* Written instruction *
Count every line of the material that holds the string "foot". Respond with the total only.

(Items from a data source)

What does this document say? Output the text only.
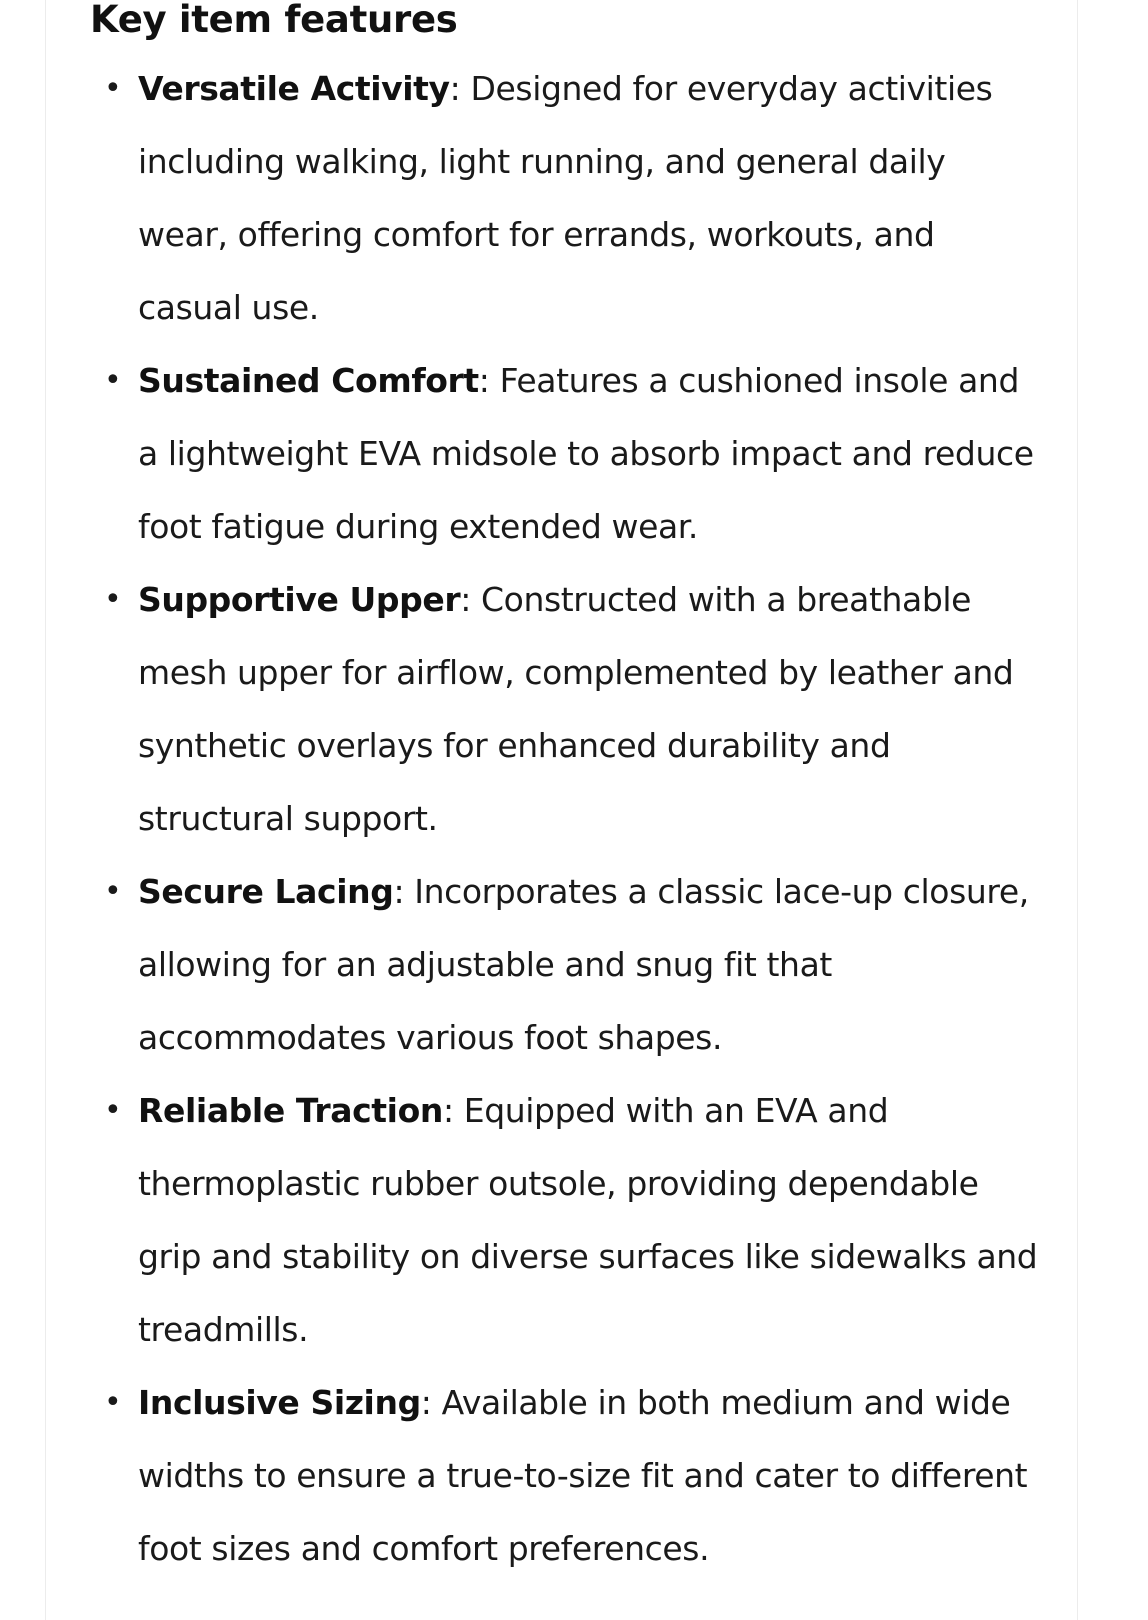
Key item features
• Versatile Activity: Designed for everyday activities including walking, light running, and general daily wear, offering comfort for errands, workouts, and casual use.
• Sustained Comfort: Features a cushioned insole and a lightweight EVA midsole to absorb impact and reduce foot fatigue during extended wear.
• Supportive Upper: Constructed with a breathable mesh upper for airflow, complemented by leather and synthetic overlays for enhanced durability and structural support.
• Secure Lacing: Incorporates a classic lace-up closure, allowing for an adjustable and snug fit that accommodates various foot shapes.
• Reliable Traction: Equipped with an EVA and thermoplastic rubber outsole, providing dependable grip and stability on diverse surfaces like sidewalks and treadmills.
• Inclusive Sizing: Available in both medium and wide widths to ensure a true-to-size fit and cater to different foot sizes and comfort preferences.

* Solution below *
3